(Source data)
* * * *
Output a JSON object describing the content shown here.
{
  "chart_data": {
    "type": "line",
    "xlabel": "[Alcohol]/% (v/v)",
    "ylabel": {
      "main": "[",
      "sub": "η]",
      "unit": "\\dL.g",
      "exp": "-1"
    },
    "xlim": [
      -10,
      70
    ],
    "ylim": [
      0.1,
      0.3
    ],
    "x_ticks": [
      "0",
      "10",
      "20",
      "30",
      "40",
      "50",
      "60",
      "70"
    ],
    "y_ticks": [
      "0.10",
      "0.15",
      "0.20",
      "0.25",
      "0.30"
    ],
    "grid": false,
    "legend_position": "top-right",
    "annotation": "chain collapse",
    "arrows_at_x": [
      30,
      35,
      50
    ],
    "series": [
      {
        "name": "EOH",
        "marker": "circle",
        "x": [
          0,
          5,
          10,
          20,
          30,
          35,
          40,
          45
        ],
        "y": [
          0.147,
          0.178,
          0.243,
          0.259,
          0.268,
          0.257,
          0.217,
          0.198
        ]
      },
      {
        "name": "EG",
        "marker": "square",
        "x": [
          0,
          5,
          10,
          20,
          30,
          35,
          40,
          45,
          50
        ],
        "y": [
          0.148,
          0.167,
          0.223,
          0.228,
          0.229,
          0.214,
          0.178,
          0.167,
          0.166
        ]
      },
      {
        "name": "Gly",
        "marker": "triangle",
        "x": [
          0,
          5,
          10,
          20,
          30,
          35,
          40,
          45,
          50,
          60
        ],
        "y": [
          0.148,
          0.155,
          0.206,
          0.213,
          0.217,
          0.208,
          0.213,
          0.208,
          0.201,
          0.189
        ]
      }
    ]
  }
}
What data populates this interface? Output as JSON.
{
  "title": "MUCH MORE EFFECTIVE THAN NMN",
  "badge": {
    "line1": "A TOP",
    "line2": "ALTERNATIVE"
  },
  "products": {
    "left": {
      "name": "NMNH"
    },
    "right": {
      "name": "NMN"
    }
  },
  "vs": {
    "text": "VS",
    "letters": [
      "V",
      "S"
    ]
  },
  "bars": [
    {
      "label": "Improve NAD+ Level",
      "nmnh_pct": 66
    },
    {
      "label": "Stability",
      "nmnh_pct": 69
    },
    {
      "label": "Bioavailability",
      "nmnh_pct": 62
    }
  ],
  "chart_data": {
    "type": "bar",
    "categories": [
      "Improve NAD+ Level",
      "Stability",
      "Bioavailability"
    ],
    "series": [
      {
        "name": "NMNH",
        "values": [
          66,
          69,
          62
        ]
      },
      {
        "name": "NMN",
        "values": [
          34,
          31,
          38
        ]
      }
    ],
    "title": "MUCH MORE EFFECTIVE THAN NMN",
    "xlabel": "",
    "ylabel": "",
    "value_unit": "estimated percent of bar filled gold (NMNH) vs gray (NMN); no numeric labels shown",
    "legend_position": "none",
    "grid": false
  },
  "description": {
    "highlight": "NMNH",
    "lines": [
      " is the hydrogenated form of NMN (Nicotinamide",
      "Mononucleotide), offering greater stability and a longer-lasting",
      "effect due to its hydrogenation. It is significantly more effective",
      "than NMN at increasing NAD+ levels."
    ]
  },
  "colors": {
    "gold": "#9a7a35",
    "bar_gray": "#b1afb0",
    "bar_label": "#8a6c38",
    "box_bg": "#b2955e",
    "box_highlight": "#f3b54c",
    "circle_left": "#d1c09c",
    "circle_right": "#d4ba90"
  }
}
* * * *
• WORK TO BE COMPLETED: Transcribe the data. Leave every line exactly as it is.

• THE RESULT:
Output a JSON object describing the content shown here.
{
  "chart_data": {
    "type": "line",
    "xlabel": "[Alcohol]/% (v/v)",
    "ylabel": {
      "main": "[",
      "sub": "η]",
      "unit": "\\dL.g",
      "exp": "-1"
    },
    "xlim": [
      -10,
      70
    ],
    "ylim": [
      0.1,
      0.3
    ],
    "x_ticks": [
      "0",
      "10",
      "20",
      "30",
      "40",
      "50",
      "60",
      "70"
    ],
    "y_ticks": [
      "0.10",
      "0.15",
      "0.20",
      "0.25",
      "0.30"
    ],
    "grid": false,
    "legend_position": "top-right",
    "annotation": "chain collapse",
    "arrows_at_x": [
      30,
      35,
      50
    ],
    "series": [
      {
        "name": "EOH",
        "marker": "circle",
        "x": [
          0,
          5,
          10,
          20,
          30,
          35,
          40,
          45
        ],
        "y": [
          0.147,
          0.178,
          0.243,
          0.259,
          0.268,
          0.257,
          0.217,
          0.198
        ]
      },
      {
        "name": "EG",
        "marker": "square",
        "x": [
          0,
          5,
          10,
          20,
          30,
          35,
          40,
          45,
          50
        ],
        "y": [
          0.148,
          0.167,
          0.223,
          0.228,
          0.229,
          0.214,
          0.178,
          0.167,
          0.166
        ]
      },
      {
        "name": "Gly",
        "marker": "triangle",
        "x": [
          0,
          5,
          10,
          20,
          30,
          35,
          40,
          45,
          50,
          60
        ],
        "y": [
          0.148,
          0.155,
          0.206,
          0.213,
          0.217,
          0.208,
          0.213,
          0.208,
          0.201,
          0.189
        ]
      }
    ]
  }
}
What data populates this interface? Output as JSON.
{
  "title": "MUCH MORE EFFECTIVE THAN NMN",
  "badge": {
    "line1": "A TOP",
    "line2": "ALTERNATIVE"
  },
  "products": {
    "left": {
      "name": "NMNH"
    },
    "right": {
      "name": "NMN"
    }
  },
  "vs": {
    "text": "VS",
    "letters": [
      "V",
      "S"
    ]
  },
  "bars": [
    {
      "label": "Improve NAD+ Level",
      "nmnh_pct": 66
    },
    {
      "label": "Stability",
      "nmnh_pct": 69
    },
    {
      "label": "Bioavailability",
      "nmnh_pct": 62
    }
  ],
  "chart_data": {
    "type": "bar",
    "categories": [
      "Improve NAD+ Level",
      "Stability",
      "Bioavailability"
    ],
    "series": [
      {
        "name": "NMNH",
        "values": [
          66,
          69,
          62
        ]
      },
      {
        "name": "NMN",
        "values": [
          34,
          31,
          38
        ]
      }
    ],
    "title": "MUCH MORE EFFECTIVE THAN NMN",
    "xlabel": "",
    "ylabel": "",
    "value_unit": "estimated percent of bar filled gold (NMNH) vs gray (NMN); no numeric labels shown",
    "legend_position": "none",
    "grid": false
  },
  "description": {
    "highlight": "NMNH",
    "lines": [
      " is the hydrogenated form of NMN (Nicotinamide",
      "Mononucleotide), offering greater stability and a longer-lasting",
      "effect due to its hydrogenation. It is significantly more effective",
      "than NMN at increasing NAD+ levels."
    ]
  },
  "colors": {
    "gold": "#9a7a35",
    "bar_gray": "#b1afb0",
    "bar_label": "#8a6c38",
    "box_bg": "#b2955e",
    "box_highlight": "#f3b54c",
    "circle_left": "#d1c09c",
    "circle_right": "#d4ba90"
  }
}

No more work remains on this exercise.